▼

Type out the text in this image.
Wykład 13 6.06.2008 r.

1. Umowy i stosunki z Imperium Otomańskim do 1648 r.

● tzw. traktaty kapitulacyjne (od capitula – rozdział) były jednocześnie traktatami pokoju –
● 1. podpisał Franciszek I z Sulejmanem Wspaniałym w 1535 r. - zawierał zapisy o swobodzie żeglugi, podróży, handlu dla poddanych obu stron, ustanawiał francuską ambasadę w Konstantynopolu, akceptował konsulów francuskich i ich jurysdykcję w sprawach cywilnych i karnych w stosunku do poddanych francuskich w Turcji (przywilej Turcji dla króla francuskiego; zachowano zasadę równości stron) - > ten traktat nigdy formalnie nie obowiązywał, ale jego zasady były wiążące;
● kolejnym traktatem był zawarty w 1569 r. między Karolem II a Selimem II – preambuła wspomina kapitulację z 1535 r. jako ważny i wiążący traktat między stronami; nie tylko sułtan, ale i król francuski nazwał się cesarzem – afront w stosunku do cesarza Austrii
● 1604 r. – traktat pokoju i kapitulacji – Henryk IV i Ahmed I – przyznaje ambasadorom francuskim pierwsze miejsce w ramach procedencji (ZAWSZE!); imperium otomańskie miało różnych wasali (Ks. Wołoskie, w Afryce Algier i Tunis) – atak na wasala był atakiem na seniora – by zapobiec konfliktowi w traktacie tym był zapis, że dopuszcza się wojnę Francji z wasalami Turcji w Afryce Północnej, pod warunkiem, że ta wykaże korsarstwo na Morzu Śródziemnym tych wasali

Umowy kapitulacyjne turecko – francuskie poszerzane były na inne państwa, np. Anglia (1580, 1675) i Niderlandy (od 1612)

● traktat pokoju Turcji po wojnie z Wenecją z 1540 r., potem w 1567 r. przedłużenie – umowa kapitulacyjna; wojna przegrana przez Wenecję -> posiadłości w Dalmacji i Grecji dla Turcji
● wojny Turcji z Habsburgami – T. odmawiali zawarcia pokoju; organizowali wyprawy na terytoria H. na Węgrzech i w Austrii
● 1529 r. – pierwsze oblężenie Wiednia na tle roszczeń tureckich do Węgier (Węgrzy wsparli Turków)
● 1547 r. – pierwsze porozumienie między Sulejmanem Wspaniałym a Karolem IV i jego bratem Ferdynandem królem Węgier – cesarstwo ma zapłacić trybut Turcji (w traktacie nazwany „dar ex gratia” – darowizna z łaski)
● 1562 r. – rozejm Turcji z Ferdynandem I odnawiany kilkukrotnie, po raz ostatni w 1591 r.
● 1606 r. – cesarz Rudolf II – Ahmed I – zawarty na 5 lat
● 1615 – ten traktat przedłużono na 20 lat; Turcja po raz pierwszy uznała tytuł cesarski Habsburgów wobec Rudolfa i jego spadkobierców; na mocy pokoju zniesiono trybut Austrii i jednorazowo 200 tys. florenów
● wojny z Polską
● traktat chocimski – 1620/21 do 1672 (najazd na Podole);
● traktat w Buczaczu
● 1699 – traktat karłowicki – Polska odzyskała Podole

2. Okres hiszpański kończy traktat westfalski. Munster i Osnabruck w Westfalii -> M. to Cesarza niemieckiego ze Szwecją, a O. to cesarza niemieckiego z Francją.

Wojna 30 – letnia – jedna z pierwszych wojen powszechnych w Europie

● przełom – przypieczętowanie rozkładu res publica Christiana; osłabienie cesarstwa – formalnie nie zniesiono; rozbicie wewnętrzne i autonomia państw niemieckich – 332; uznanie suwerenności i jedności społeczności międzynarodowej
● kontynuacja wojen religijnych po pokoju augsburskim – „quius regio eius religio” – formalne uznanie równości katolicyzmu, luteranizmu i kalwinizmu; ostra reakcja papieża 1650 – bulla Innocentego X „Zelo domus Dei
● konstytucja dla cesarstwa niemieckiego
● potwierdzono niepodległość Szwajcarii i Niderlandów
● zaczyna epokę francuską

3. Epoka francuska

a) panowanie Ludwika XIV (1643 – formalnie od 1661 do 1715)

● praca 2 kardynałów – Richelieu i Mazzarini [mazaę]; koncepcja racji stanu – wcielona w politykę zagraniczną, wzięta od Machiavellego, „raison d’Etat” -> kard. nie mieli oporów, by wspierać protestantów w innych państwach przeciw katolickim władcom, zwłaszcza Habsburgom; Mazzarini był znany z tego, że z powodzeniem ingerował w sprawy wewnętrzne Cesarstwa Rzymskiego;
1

▲

## GOAL
Look above for lines with the word "były" and copy them all.

## RESULT
● tzw. traktaty kapitulacyjne (od capitula – rozdział) były jednocześnie traktatami pokoju –
● 1. podpisał Franciszek I z Sulejmanem Wspaniałym w 1535 r. - zawierał zapisy o swobodzie żeglugi, podróży, handlu dla poddanych obu stron, ustanawiał francuską ambasadę w Konstantynopolu, akceptował konsulów francuskich i ich jurysdykcję w sprawach cywilnych i karnych w stosunku do poddanych francuskich w Turcji (przywilej Turcji dla króla francuskiego; zachowano zasadę równości stron) - > ten traktat nigdy formalnie nie obowiązywał, ale jego zasady były wiążące;
Umowy kapitulacyjne turecko – francuskie poszerzane były na inne państwa, np. Anglia (1580, 1675) i Niderlandy (od 1612)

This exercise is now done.